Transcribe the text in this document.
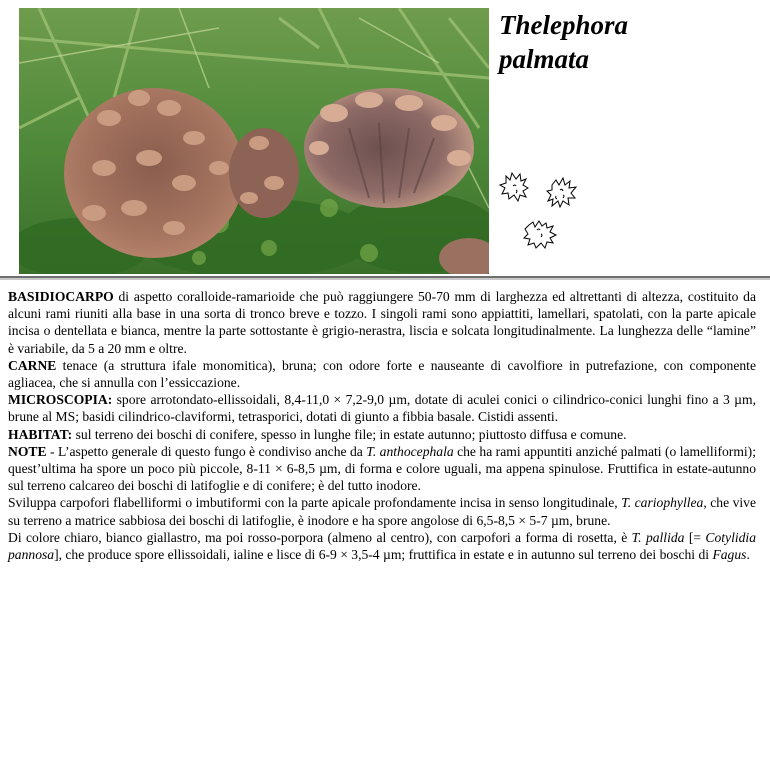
Thelephora
palmata

BASIDIOCARPO di aspetto coralloide-ramarioide che può raggiungere 50-70 mm di larghezza ed altrettanti di altezza, costituito da alcuni rami riuniti alla base in una sorta di tronco breve e tozzo. I singoli rami sono appiattiti, lamellari, spatolati, con la parte apicale incisa o dentellata e bianca, mentre la parte sottostante è grigio-nerastra, liscia e solcata longitudinalmente. La lunghezza delle “lamine” è variabile, da 5 a 20 mm e oltre.

CARNE tenace (a struttura ifale monomitica), bruna; con odore forte e nauseante di cavolfiore in putrefazione, con componente agliacea, che si annulla con l’essiccazione.

MICROSCOPIA: spore arrotondato-ellissoidali, 8,4-11,0 × 7,2-9,0 µm, dotate di aculei conici o cilindrico-conici lunghi fino a 3 µm, brune al MS; basidi cilindrico-claviformi, tetrasporici, dotati di giunto a fibbia basale. Cistidi assenti.

HABITAT: sul terreno dei boschi di conifere, spesso in lunghe file; in estate autunno; piuttosto diffusa e comune.

NOTE - L’aspetto generale di questo fungo è condiviso anche da T. anthocephala che ha rami appuntiti anziché palmati (o lamelliformi); quest’ultima ha spore un poco più piccole, 8-11 × 6-8,5 µm, di forma e colore uguali, ma appena spinulose. Fruttifica in estate-autunno sul terreno calcareo dei boschi di latifoglie e di conifere; è del tutto inodore.

Sviluppa carpofori flabelliformi o imbutiformi con la parte apicale profondamente incisa in senso longitudinale, T. cariophyllea, che vive su terreno a matrice sabbiosa dei boschi di latifoglie, è inodore e ha spore angolose di 6,5-8,5 × 5-7 µm, brune.

Di colore chiaro, bianco giallastro, ma poi rosso-porpora (almeno al centro), con carpofori a forma di rosetta, è T. pallida [= Cotylidia pannosa], che produce spore ellissoidali, ialine e lisce di 6-9 × 3,5-4 µm; fruttifica in estate e in autunno sul terreno dei boschi di Fagus.
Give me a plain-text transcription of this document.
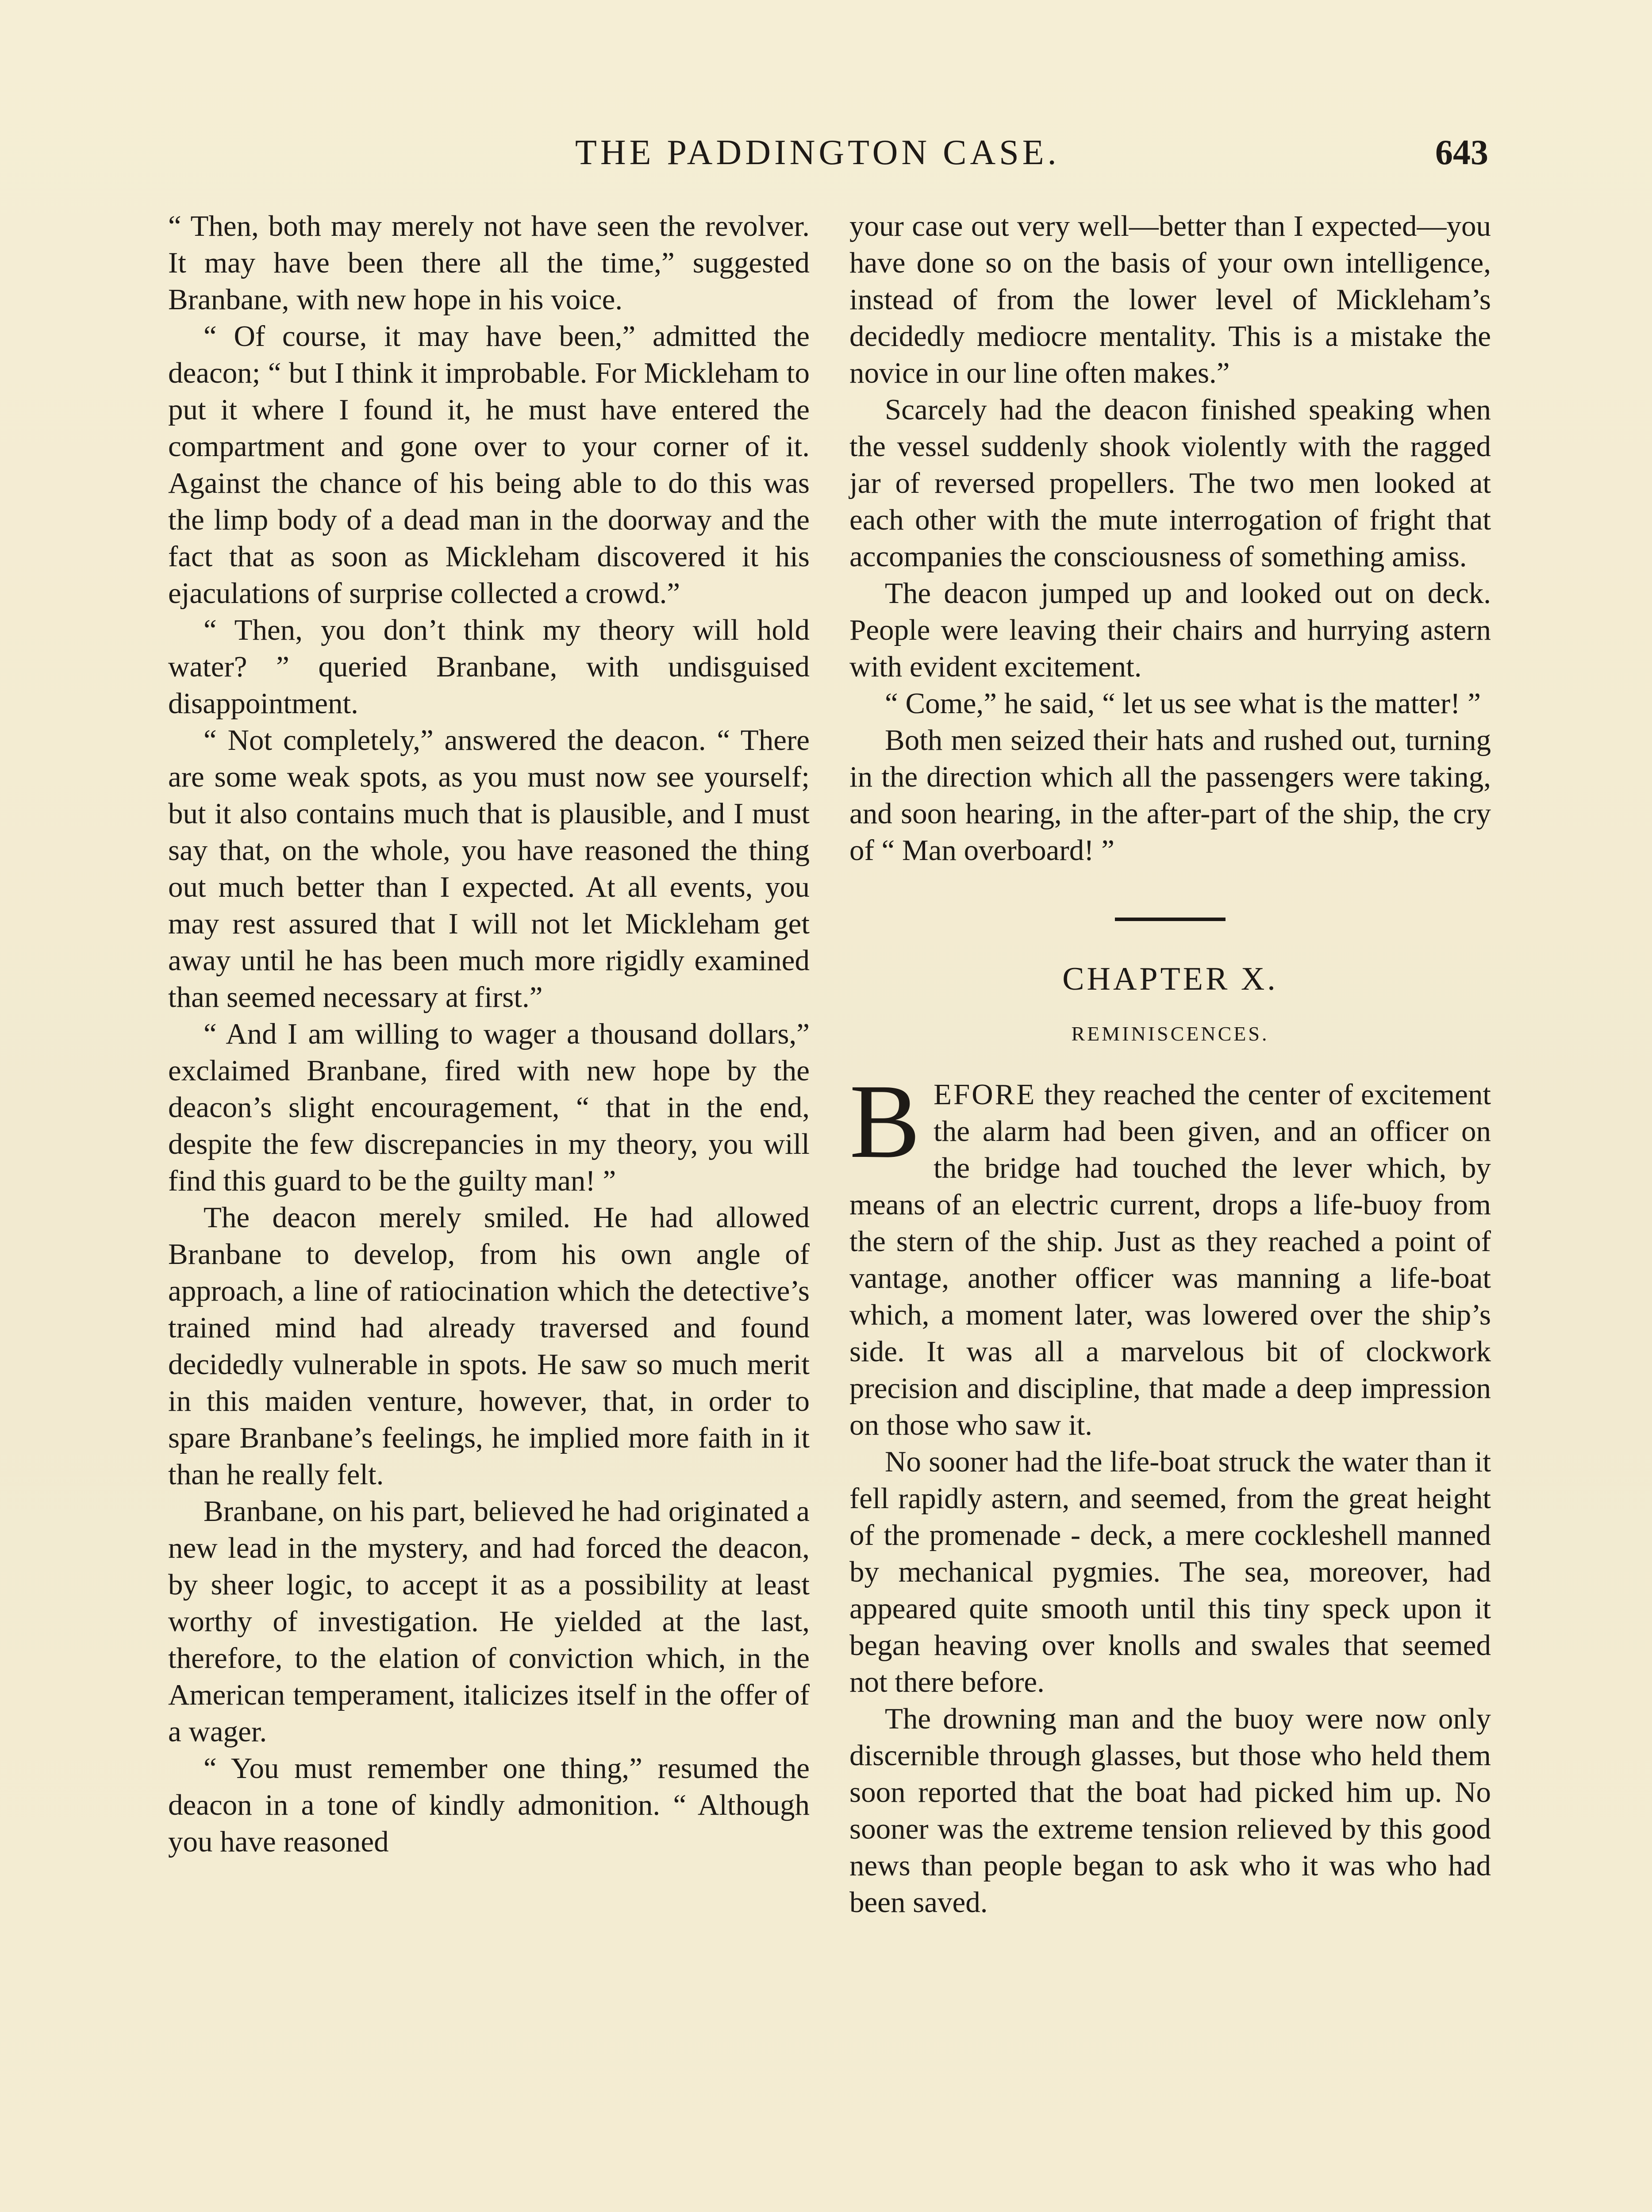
THE PADDINGTON CASE.	643

“ Then, both may merely not have seen the revolver. It may have been there all the time,” suggested Branbane, with new hope in his voice.

“ Of course, it may have been,” admitted the deacon; “ but I think it improbable. For Mickleham to put it where I found it, he must have entered the compartment and gone over to your corner of it. Against the chance of his being able to do this was the limp body of a dead man in the doorway and the fact that as soon as Mickleham discovered it his ejaculations of surprise collected a crowd.”

“ Then, you don’t think my theory will hold water? ” queried Branbane, with undisguised disappointment.

“ Not completely,” answered the deacon. “ There are some weak spots, as you must now see yourself; but it also contains much that is plausible, and I must say that, on the whole, you have reasoned the thing out much better than I expected. At all events, you may rest assured that I will not let Mickleham get away until he has been much more rigidly examined than seemed necessary at first.”

“ And I am willing to wager a thousand dollars,” exclaimed Branbane, fired with new hope by the deacon’s slight encouragement, “ that in the end, despite the few discrepancies in my theory, you will find this guard to be the guilty man! ”

The deacon merely smiled. He had allowed Branbane to develop, from his own angle of approach, a line of ratiocination which the detective’s trained mind had already traversed and found decidedly vulnerable in spots. He saw so much merit in this maiden venture, however, that, in order to spare Branbane’s feelings, he implied more faith in it than he really felt.

Branbane, on his part, believed he had originated a new lead in the mystery, and had forced the deacon, by sheer logic, to accept it as a possibility at least worthy of investigation. He yielded at the last, therefore, to the elation of conviction which, in the American temperament, italicizes itself in the offer of a wager.

“ You must remember one thing,” resumed the deacon in a tone of kindly admonition. “ Although you have reasoned

your case out very well—better than I expected—you have done so on the basis of your own intelligence, instead of from the lower level of Mickleham’s decidedly mediocre mentality. This is a mistake the novice in our line often makes.”

Scarcely had the deacon finished speaking when the vessel suddenly shook violently with the ragged jar of reversed propellers. The two men looked at each other with the mute interrogation of fright that accompanies the consciousness of something amiss.

The deacon jumped up and looked out on deck. People were leaving their chairs and hurrying astern with evident excitement.

“ Come,” he said, “ let us see what is the matter! ”

Both men seized their hats and rushed out, turning in the direction which all the passengers were taking, and soon hearing, in the after-part of the ship, the cry of “ Man overboard! ”

CHAPTER X.
REMINISCENCES.

BEFORE they reached the center of excitement the alarm had been given, and an officer on the bridge had touched the lever which, by means of an electric current, drops a life-buoy from the stern of the ship. Just as they reached a point of vantage, another officer was manning a life-boat which, a moment later, was lowered over the ship’s side. It was all a marvelous bit of clockwork precision and discipline, that made a deep impression on those who saw it.

No sooner had the life-boat struck the water than it fell rapidly astern, and seemed, from the great height of the promenade - deck, a mere cockleshell manned by mechanical pygmies. The sea, moreover, had appeared quite smooth until this tiny speck upon it began heaving over knolls and swales that seemed not there before.

The drowning man and the buoy were now only discernible through glasses, but those who held them soon reported that the boat had picked him up. No sooner was the extreme tension relieved by this good news than people began to ask who it was who had been saved.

□ □ □ □ □

Only the number is wanted: count the lines of the records that hold the word "began".

> [Expected answer]: 2